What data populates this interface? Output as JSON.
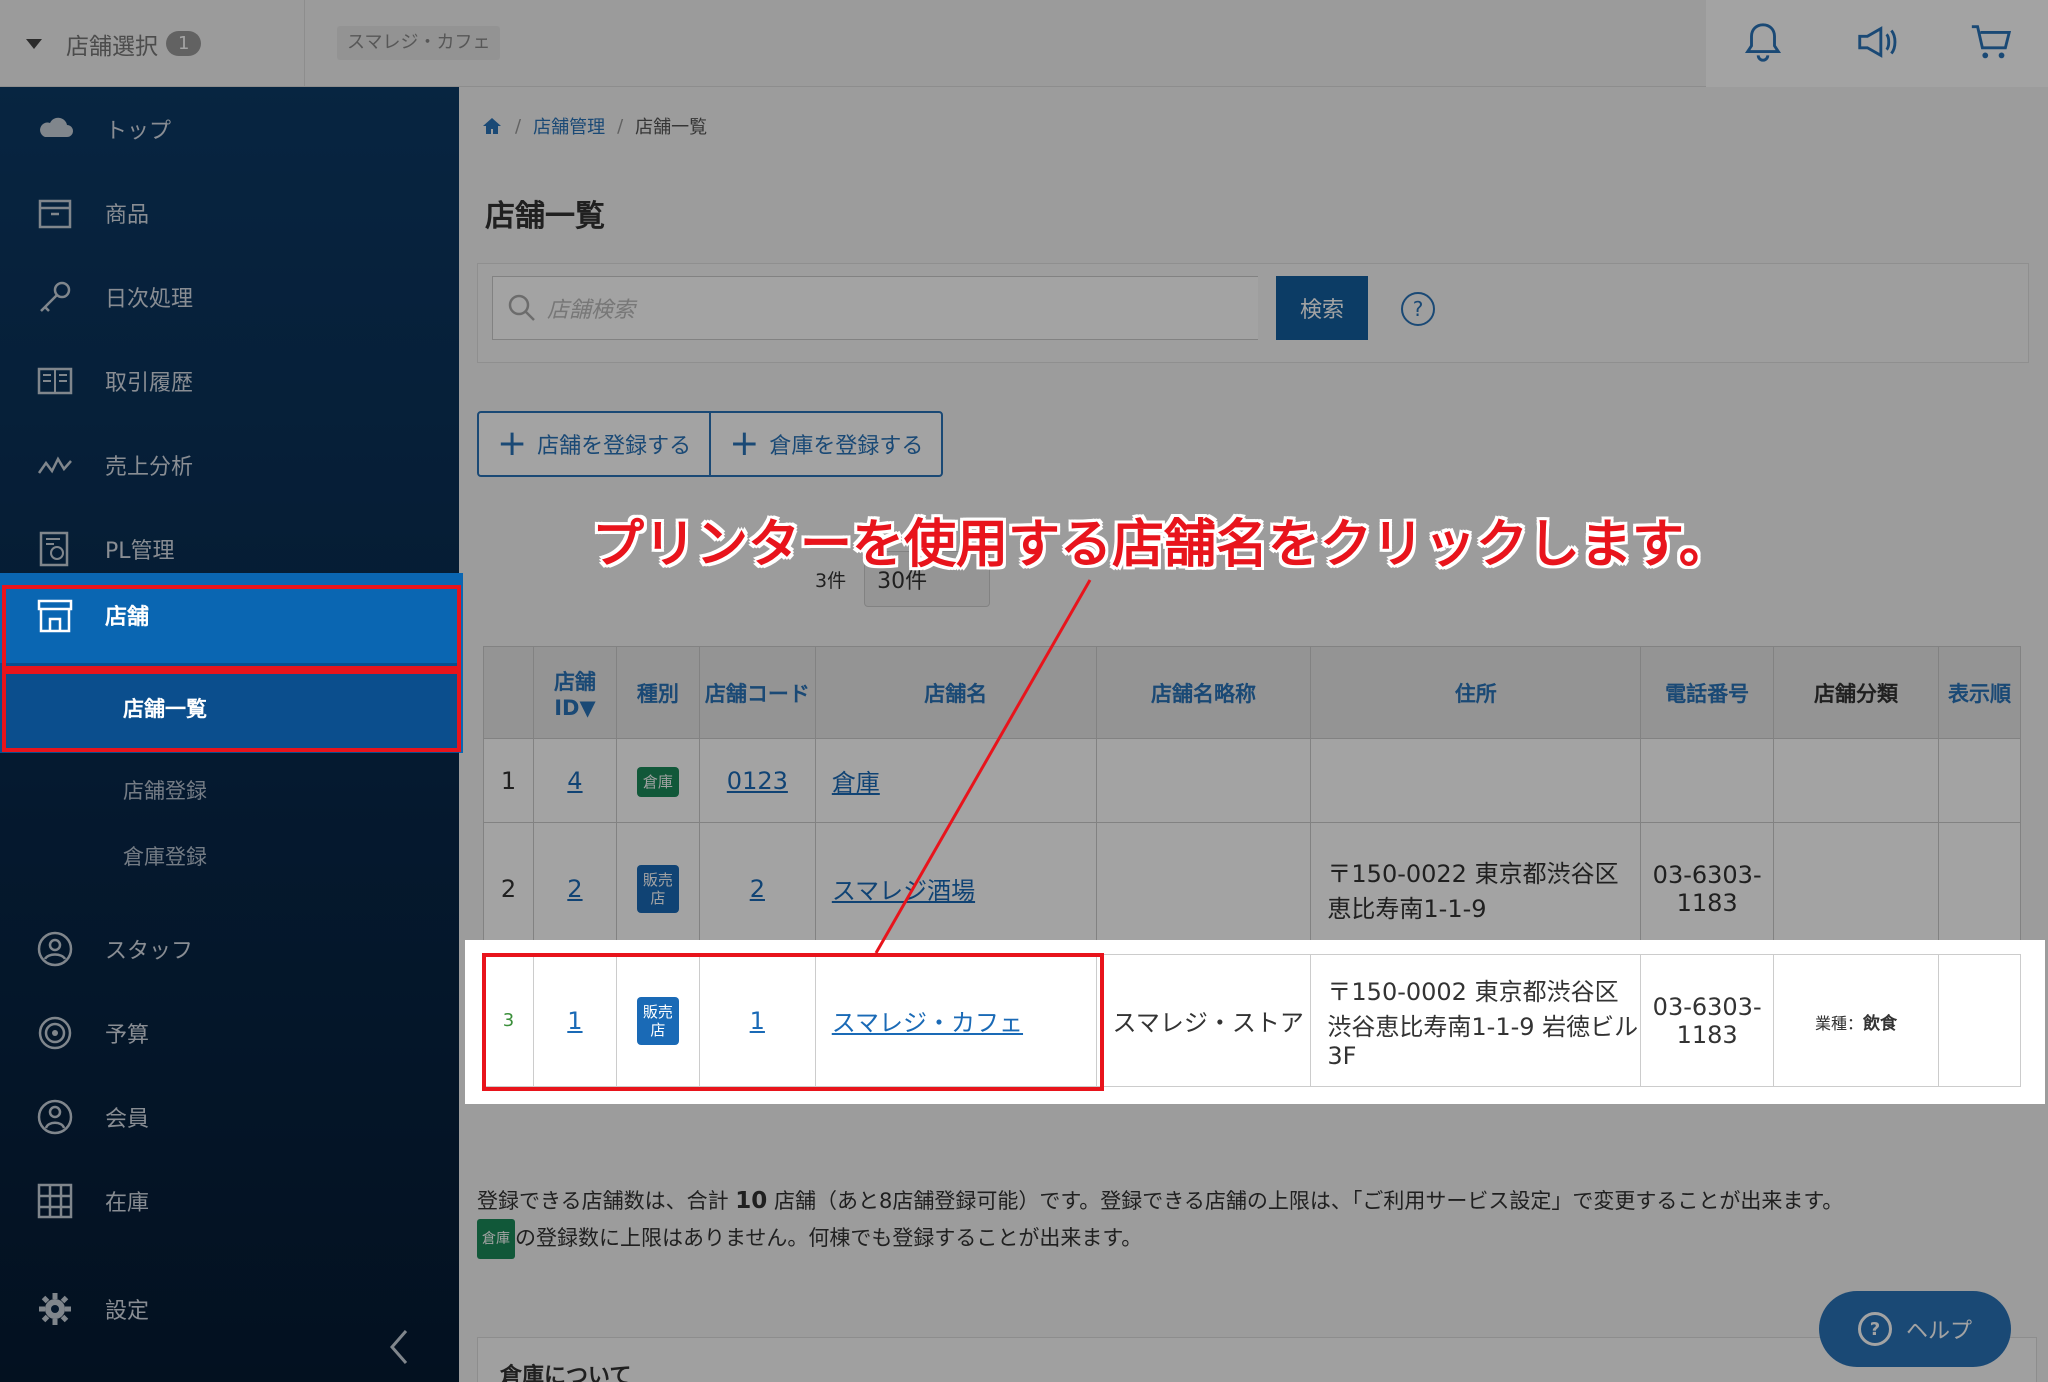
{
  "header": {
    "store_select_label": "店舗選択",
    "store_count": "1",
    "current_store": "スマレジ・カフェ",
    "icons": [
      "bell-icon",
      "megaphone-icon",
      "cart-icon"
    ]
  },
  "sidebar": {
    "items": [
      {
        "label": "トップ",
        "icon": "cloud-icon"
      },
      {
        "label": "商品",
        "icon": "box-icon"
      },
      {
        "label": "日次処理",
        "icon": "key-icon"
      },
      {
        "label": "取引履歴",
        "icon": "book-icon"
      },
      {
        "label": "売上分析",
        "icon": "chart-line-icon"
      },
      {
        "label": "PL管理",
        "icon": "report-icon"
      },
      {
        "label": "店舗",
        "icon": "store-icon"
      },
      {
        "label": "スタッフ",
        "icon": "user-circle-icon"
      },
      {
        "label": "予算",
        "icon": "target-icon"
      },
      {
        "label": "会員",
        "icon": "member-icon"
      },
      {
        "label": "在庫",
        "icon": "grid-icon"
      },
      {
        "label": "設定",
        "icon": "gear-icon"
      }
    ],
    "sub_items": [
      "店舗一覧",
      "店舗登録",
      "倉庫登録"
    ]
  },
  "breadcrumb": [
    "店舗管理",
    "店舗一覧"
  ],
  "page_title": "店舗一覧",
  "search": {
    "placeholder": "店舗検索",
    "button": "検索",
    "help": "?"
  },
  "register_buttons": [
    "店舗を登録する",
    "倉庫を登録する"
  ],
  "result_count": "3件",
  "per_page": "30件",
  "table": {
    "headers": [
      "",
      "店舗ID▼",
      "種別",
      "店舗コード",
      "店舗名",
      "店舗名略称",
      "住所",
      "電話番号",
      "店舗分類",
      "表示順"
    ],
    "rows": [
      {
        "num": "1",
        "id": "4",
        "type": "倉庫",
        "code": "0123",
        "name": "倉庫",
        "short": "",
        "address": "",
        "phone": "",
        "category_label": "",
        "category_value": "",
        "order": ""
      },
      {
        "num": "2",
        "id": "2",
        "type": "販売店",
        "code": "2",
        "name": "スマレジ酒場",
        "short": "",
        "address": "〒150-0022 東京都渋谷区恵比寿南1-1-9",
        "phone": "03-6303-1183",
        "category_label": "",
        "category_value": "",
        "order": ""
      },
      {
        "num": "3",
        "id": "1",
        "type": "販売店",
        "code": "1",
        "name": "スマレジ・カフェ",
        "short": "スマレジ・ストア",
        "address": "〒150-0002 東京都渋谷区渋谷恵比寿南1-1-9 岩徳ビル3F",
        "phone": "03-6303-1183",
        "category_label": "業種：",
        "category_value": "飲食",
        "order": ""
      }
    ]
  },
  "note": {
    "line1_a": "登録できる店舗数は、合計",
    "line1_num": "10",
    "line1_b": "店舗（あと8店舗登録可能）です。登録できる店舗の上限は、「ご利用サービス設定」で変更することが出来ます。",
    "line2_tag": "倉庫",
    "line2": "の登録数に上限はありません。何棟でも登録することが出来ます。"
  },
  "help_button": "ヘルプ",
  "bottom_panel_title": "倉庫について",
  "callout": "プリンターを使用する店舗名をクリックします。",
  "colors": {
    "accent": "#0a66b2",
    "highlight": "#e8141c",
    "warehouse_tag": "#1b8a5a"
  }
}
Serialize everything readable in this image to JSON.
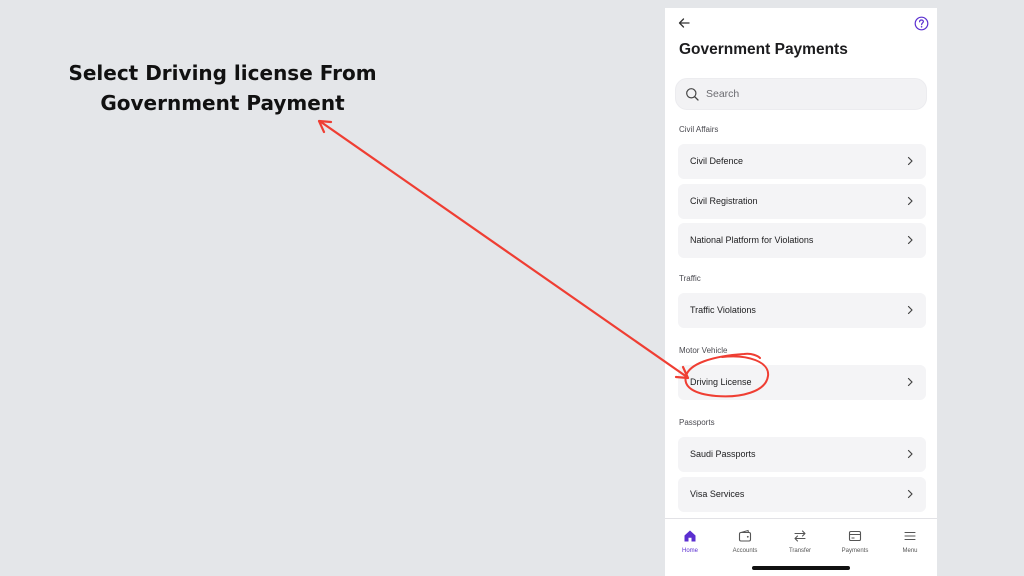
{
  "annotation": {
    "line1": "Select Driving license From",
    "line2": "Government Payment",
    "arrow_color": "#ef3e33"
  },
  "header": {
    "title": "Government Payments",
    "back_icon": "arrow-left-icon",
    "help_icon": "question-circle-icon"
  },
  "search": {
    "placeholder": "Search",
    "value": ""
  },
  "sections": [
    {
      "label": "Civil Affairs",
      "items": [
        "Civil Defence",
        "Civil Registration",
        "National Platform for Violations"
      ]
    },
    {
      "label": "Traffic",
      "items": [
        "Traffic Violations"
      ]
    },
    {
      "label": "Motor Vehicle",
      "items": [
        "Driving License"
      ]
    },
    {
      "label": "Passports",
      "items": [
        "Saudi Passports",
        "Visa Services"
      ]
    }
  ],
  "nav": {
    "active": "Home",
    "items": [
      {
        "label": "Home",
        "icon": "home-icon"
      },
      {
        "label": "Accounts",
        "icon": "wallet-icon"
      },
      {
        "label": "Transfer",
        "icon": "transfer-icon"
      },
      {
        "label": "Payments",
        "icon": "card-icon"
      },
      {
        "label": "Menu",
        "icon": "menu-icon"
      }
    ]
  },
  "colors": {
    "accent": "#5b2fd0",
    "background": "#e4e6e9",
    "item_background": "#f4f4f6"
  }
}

__Job__. Please copy exactly the lines from the one containing "Serialize everything readable" through the last line of the records above, both included, and leave out any pictures.

__Result__.
Serialize everything readable in this image to JSON.
{
  "annotation": {
    "line1": "Select Driving license From",
    "line2": "Government Payment",
    "arrow_color": "#ef3e33"
  },
  "header": {
    "title": "Government Payments",
    "back_icon": "arrow-left-icon",
    "help_icon": "question-circle-icon"
  },
  "search": {
    "placeholder": "Search",
    "value": ""
  },
  "sections": [
    {
      "label": "Civil Affairs",
      "items": [
        "Civil Defence",
        "Civil Registration",
        "National Platform for Violations"
      ]
    },
    {
      "label": "Traffic",
      "items": [
        "Traffic Violations"
      ]
    },
    {
      "label": "Motor Vehicle",
      "items": [
        "Driving License"
      ]
    },
    {
      "label": "Passports",
      "items": [
        "Saudi Passports",
        "Visa Services"
      ]
    }
  ],
  "nav": {
    "active": "Home",
    "items": [
      {
        "label": "Home",
        "icon": "home-icon"
      },
      {
        "label": "Accounts",
        "icon": "wallet-icon"
      },
      {
        "label": "Transfer",
        "icon": "transfer-icon"
      },
      {
        "label": "Payments",
        "icon": "card-icon"
      },
      {
        "label": "Menu",
        "icon": "menu-icon"
      }
    ]
  },
  "colors": {
    "accent": "#5b2fd0",
    "background": "#e4e6e9",
    "item_background": "#f4f4f6"
  }
}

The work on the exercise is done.